#### Required task
Copy out every line of the records where the string "icon" occurs.

[Data entries]
--- --- ---

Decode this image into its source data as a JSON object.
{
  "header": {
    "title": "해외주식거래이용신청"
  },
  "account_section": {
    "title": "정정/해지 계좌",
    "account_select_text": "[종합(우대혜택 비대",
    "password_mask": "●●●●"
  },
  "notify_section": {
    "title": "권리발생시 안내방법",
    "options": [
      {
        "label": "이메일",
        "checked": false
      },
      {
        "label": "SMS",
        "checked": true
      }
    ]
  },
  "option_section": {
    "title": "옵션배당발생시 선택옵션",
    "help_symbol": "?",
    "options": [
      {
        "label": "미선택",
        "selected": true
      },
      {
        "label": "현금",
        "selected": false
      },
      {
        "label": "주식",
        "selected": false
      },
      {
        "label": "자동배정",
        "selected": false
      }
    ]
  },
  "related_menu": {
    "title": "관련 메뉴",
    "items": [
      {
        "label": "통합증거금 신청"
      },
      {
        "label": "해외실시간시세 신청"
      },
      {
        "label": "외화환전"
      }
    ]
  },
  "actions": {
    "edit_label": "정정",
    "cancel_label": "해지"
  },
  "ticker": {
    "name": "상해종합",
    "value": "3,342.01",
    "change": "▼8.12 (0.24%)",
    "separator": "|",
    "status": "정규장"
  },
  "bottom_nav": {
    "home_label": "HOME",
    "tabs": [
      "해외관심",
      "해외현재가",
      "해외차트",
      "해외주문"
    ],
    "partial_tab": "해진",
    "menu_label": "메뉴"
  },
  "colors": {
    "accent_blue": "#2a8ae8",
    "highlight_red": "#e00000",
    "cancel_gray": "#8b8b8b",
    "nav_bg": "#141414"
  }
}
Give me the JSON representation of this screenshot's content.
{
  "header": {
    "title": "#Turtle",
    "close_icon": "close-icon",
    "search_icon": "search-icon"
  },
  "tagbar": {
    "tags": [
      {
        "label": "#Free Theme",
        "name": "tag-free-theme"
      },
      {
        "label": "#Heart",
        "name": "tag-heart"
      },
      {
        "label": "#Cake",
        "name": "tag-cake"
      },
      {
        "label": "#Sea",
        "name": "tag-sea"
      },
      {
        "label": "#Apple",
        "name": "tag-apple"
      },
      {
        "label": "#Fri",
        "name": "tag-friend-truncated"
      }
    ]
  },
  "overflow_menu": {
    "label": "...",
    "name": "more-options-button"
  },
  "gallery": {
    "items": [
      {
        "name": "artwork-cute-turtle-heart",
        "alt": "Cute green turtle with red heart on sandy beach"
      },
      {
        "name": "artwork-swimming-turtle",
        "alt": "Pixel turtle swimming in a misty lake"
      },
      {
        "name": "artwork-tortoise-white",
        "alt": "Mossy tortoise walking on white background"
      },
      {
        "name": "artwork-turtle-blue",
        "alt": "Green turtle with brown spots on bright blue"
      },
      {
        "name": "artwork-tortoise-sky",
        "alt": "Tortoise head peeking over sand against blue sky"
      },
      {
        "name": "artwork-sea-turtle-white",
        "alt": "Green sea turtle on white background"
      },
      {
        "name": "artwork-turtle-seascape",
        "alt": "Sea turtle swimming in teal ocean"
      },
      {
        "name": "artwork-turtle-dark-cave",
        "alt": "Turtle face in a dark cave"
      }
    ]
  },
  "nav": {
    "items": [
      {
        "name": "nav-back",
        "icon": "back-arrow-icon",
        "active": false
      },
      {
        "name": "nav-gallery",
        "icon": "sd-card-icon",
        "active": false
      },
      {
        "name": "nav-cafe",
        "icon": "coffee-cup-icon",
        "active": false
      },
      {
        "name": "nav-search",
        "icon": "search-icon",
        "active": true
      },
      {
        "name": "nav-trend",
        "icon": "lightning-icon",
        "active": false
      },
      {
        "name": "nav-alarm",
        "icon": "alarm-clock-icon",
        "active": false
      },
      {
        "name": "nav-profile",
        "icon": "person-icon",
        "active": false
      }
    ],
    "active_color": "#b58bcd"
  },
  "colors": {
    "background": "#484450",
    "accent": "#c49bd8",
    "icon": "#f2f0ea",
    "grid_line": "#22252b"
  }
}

--- --- ---

#### The completed task
    "close_icon": "close-icon",
    "search_icon": "search-icon"
        "icon": "back-arrow-icon",
        "icon": "sd-card-icon",
        "icon": "coffee-cup-icon",
        "icon": "search-icon",
        "icon": "lightning-icon",
        "icon": "alarm-clock-icon",
        "icon": "person-icon",
    "icon": "#f2f0ea",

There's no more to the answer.